>> begin

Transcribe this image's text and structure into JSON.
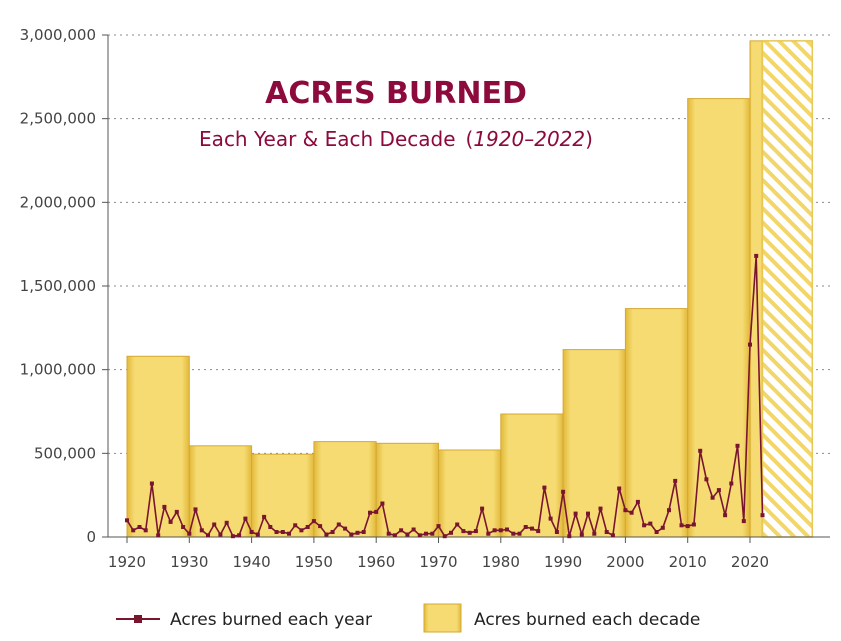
{
  "chart_data": {
    "type": "bar+line",
    "title": "ACRES BURNED",
    "subtitle_main": "Each Year & Each Decade",
    "subtitle_range": "1920–2022",
    "ylim": [
      0,
      3000000
    ],
    "xlim": [
      1920,
      2030
    ],
    "y_ticks": [
      0,
      500000,
      1000000,
      1500000,
      2000000,
      2500000,
      3000000
    ],
    "y_tick_labels": [
      "0",
      "500,000",
      "1,000,000",
      "1,500,000",
      "2,000,000",
      "2,500,000",
      "3,000,000"
    ],
    "x_ticks": [
      1920,
      1930,
      1940,
      1950,
      1960,
      1970,
      1980,
      1990,
      2000,
      2010,
      2020
    ],
    "x_tick_labels": [
      "1920",
      "1930",
      "1940",
      "1950",
      "1960",
      "1970",
      "1980",
      "1990",
      "2000",
      "2010",
      "2020"
    ],
    "grid": "horizontal dotted",
    "legend_position": "bottom",
    "decade_series": {
      "name": "Acres burned each decade",
      "color": "#f0d35c",
      "partial_decade_hatched": true,
      "decades": [
        1920,
        1930,
        1940,
        1950,
        1960,
        1970,
        1980,
        1990,
        2000,
        2010,
        2020
      ],
      "values": [
        1080000,
        545000,
        495000,
        570000,
        560000,
        520000,
        735000,
        1120000,
        1365000,
        2620000,
        2965000
      ]
    },
    "annual_series": {
      "name": "Acres burned each year",
      "color": "#7a1530",
      "years": [
        1920,
        1921,
        1922,
        1923,
        1924,
        1925,
        1926,
        1927,
        1928,
        1929,
        1930,
        1931,
        1932,
        1933,
        1934,
        1935,
        1936,
        1937,
        1938,
        1939,
        1940,
        1941,
        1942,
        1943,
        1944,
        1945,
        1946,
        1947,
        1948,
        1949,
        1950,
        1951,
        1952,
        1953,
        1954,
        1955,
        1956,
        1957,
        1958,
        1959,
        1960,
        1961,
        1962,
        1963,
        1964,
        1965,
        1966,
        1967,
        1968,
        1969,
        1970,
        1971,
        1972,
        1973,
        1974,
        1975,
        1976,
        1977,
        1978,
        1979,
        1980,
        1981,
        1982,
        1983,
        1984,
        1985,
        1986,
        1987,
        1988,
        1989,
        1990,
        1991,
        1992,
        1993,
        1994,
        1995,
        1996,
        1997,
        1998,
        1999,
        2000,
        2001,
        2002,
        2003,
        2004,
        2005,
        2006,
        2007,
        2008,
        2009,
        2010,
        2011,
        2012,
        2013,
        2014,
        2015,
        2016,
        2017,
        2018,
        2019,
        2020,
        2021,
        2022
      ],
      "values": [
        100000,
        40000,
        60000,
        40000,
        320000,
        10000,
        180000,
        90000,
        150000,
        60000,
        20000,
        165000,
        40000,
        10000,
        75000,
        15000,
        85000,
        5000,
        10000,
        110000,
        30000,
        15000,
        120000,
        60000,
        30000,
        30000,
        20000,
        70000,
        40000,
        60000,
        95000,
        65000,
        15000,
        30000,
        75000,
        50000,
        15000,
        25000,
        30000,
        145000,
        150000,
        200000,
        20000,
        10000,
        40000,
        15000,
        45000,
        10000,
        20000,
        20000,
        65000,
        5000,
        25000,
        75000,
        35000,
        25000,
        35000,
        170000,
        20000,
        40000,
        40000,
        45000,
        20000,
        20000,
        60000,
        50000,
        35000,
        295000,
        110000,
        30000,
        270000,
        5000,
        140000,
        15000,
        140000,
        20000,
        170000,
        30000,
        10000,
        290000,
        160000,
        145000,
        210000,
        70000,
        80000,
        30000,
        55000,
        160000,
        335000,
        70000,
        65000,
        75000,
        515000,
        345000,
        235000,
        280000,
        130000,
        320000,
        545000,
        95000,
        1150000,
        1680000,
        130000
      ]
    },
    "legend": [
      {
        "label": "Acres burned each year"
      },
      {
        "label": "Acres burned each decade"
      }
    ]
  }
}
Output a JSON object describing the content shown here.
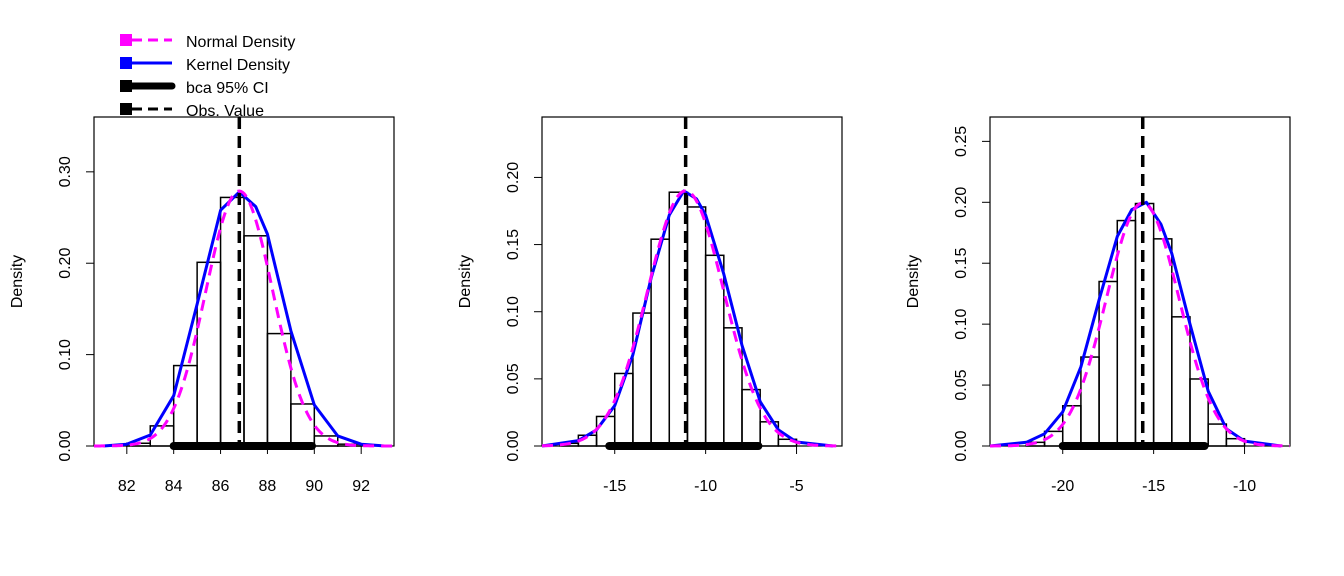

>> end

§ **What the task asks**
Give back each entry exactly as it appears, with no pictures.

§ **Completed task**
Transcribe this image's text and structure into JSON.
{
  "chart_data": {
    "type": "bar+line",
    "title": "ACRES BURNED",
    "subtitle_main": "Each Year & Each Decade",
    "subtitle_range": "1920–2022",
    "ylim": [
      0,
      3000000
    ],
    "xlim": [
      1920,
      2030
    ],
    "y_ticks": [
      0,
      500000,
      1000000,
      1500000,
      2000000,
      2500000,
      3000000
    ],
    "y_tick_labels": [
      "0",
      "500,000",
      "1,000,000",
      "1,500,000",
      "2,000,000",
      "2,500,000",
      "3,000,000"
    ],
    "x_ticks": [
      1920,
      1930,
      1940,
      1950,
      1960,
      1970,
      1980,
      1990,
      2000,
      2010,
      2020
    ],
    "x_tick_labels": [
      "1920",
      "1930",
      "1940",
      "1950",
      "1960",
      "1970",
      "1980",
      "1990",
      "2000",
      "2010",
      "2020"
    ],
    "grid": "horizontal dotted",
    "legend_position": "bottom",
    "decade_series": {
      "name": "Acres burned each decade",
      "color": "#f0d35c",
      "partial_decade_hatched": true,
      "decades": [
        1920,
        1930,
        1940,
        1950,
        1960,
        1970,
        1980,
        1990,
        2000,
        2010,
        2020
      ],
      "values": [
        1080000,
        545000,
        495000,
        570000,
        560000,
        520000,
        735000,
        1120000,
        1365000,
        2620000,
        2965000
      ]
    },
    "annual_series": {
      "name": "Acres burned each year",
      "color": "#7a1530",
      "years": [
        1920,
        1921,
        1922,
        1923,
        1924,
        1925,
        1926,
        1927,
        1928,
        1929,
        1930,
        1931,
        1932,
        1933,
        1934,
        1935,
        1936,
        1937,
        1938,
        1939,
        1940,
        1941,
        1942,
        1943,
        1944,
        1945,
        1946,
        1947,
        1948,
        1949,
        1950,
        1951,
        1952,
        1953,
        1954,
        1955,
        1956,
        1957,
        1958,
        1959,
        1960,
        1961,
        1962,
        1963,
        1964,
        1965,
        1966,
        1967,
        1968,
        1969,
        1970,
        1971,
        1972,
        1973,
        1974,
        1975,
        1976,
        1977,
        1978,
        1979,
        1980,
        1981,
        1982,
        1983,
        1984,
        1985,
        1986,
        1987,
        1988,
        1989,
        1990,
        1991,
        1992,
        1993,
        1994,
        1995,
        1996,
        1997,
        1998,
        1999,
        2000,
        2001,
        2002,
        2003,
        2004,
        2005,
        2006,
        2007,
        2008,
        2009,
        2010,
        2011,
        2012,
        2013,
        2014,
        2015,
        2016,
        2017,
        2018,
        2019,
        2020,
        2021,
        2022
      ],
      "values": [
        100000,
        40000,
        60000,
        40000,
        320000,
        10000,
        180000,
        90000,
        150000,
        60000,
        20000,
        165000,
        40000,
        10000,
        75000,
        15000,
        85000,
        5000,
        10000,
        110000,
        30000,
        15000,
        120000,
        60000,
        30000,
        30000,
        20000,
        70000,
        40000,
        60000,
        95000,
        65000,
        15000,
        30000,
        75000,
        50000,
        15000,
        25000,
        30000,
        145000,
        150000,
        200000,
        20000,
        10000,
        40000,
        15000,
        45000,
        10000,
        20000,
        20000,
        65000,
        5000,
        25000,
        75000,
        35000,
        25000,
        35000,
        170000,
        20000,
        40000,
        40000,
        45000,
        20000,
        20000,
        60000,
        50000,
        35000,
        295000,
        110000,
        30000,
        270000,
        5000,
        140000,
        15000,
        140000,
        20000,
        170000,
        30000,
        10000,
        290000,
        160000,
        145000,
        210000,
        70000,
        80000,
        30000,
        55000,
        160000,
        335000,
        70000,
        65000,
        75000,
        515000,
        345000,
        235000,
        280000,
        130000,
        320000,
        545000,
        95000,
        1150000,
        1680000,
        130000
      ]
    },
    "legend": [
      {
        "label": "Acres burned each year"
      },
      {
        "label": "Acres burned each decade"
      }
    ]
  }
}
Output a JSON object describing the content shown here.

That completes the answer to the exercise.